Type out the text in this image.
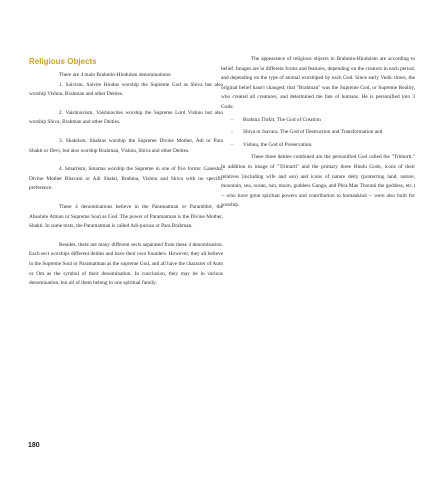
Religious Objects

There are 4 main Brahmin-Hinduism denominations:

1. Saivism, Saivite Hindus worship the Supreme God as Shiva but also worship Vishnu, Brahman and other Deities.

2. Vaishnavism, Vaishnavites worship the Supreme Lord Vishnu but also worship Shiva, Brahman and other Deities.

3. Shaktism, Shaktas worship the Supreme Divine Mother, Adi or Para Shakti or Devi, but also worship Brahman, Vishnu, Shiva and other Deities.

4. Smartism, Smartas worship the Supreme in one of five forms: Ganesha, Divine Mother Bhavani or Adi Shakti, Brahma, Vishnu and Shiva with no specific preference.

These 4 denominations believe in the Paramatman or Parambhrt, the Absolute Atman or Supreme Soul as God. The power of Paramatman is the Divine Mother, Shakti. In some texts, the Paramatman is called Adi-purusa or Para Brahman.

Besides, there are many different sects separated from these 4 denomination. Each sect worships different deities and have their own founders. However, they all believe in the Supreme Soul or Paramatman as the supreme God, and all have the character of Aum or Om as the symbol of their denomination. In conclusion, they may be in various denomination, but all of them belong to one spiritual family.

The appearance of religious objects in Brahmin-Hinduism are according to belief. Images are in different forms and features, depending on the creators in each period, and depending on the type of animal worshiped by each God. Since early Vedic times, the original belief hasn't changed; that "Brahman" was the Supreme God, or Supreme Reality, who created all creatures, and determined the fate of humans. He is personified into 3 Gods:

-	Brahma Thrkit, The God of Creation
-	Shiva or Isavara, The God of Destruction and Transformation and
-	Vishnu, the God of Preservation.

These three deities combined are the personified God called the "Trimurti." In addition to image of "Trimurti" and the primary three Hindu Gods, icons of their relatives (including wife and son) and icons of nature deity (protecting land, nature, mountain, sea, ocean, sun, moon, goddess Ganga, and Phra Mae Thorani the goddess, etc.) -- who have great spiritual powers and contribution to humankind -- were also built for worship.

180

**What is expected**. Using the listing above, locate the lines that hold "Mother" and copy each one.

**Task output**.
3. Shaktism, Shaktas worship the Supreme Divine Mother, Adi or Para Shakti or Devi, but also worship Brahman, Vishnu, Shiva and other Deities.
4. Smartism, Smartas worship the Supreme in one of five forms: Ganesha, Divine Mother Bhavani or Adi Shakti, Brahma, Vishnu and Shiva with no specific preference.
These 4 denominations believe in the Paramatman or Parambhrt, the Absolute Atman or Supreme Soul as God. The power of Paramatman is the Divine Mother, Shakti. In some texts, the Paramatman is called Adi-purusa or Para Brahman.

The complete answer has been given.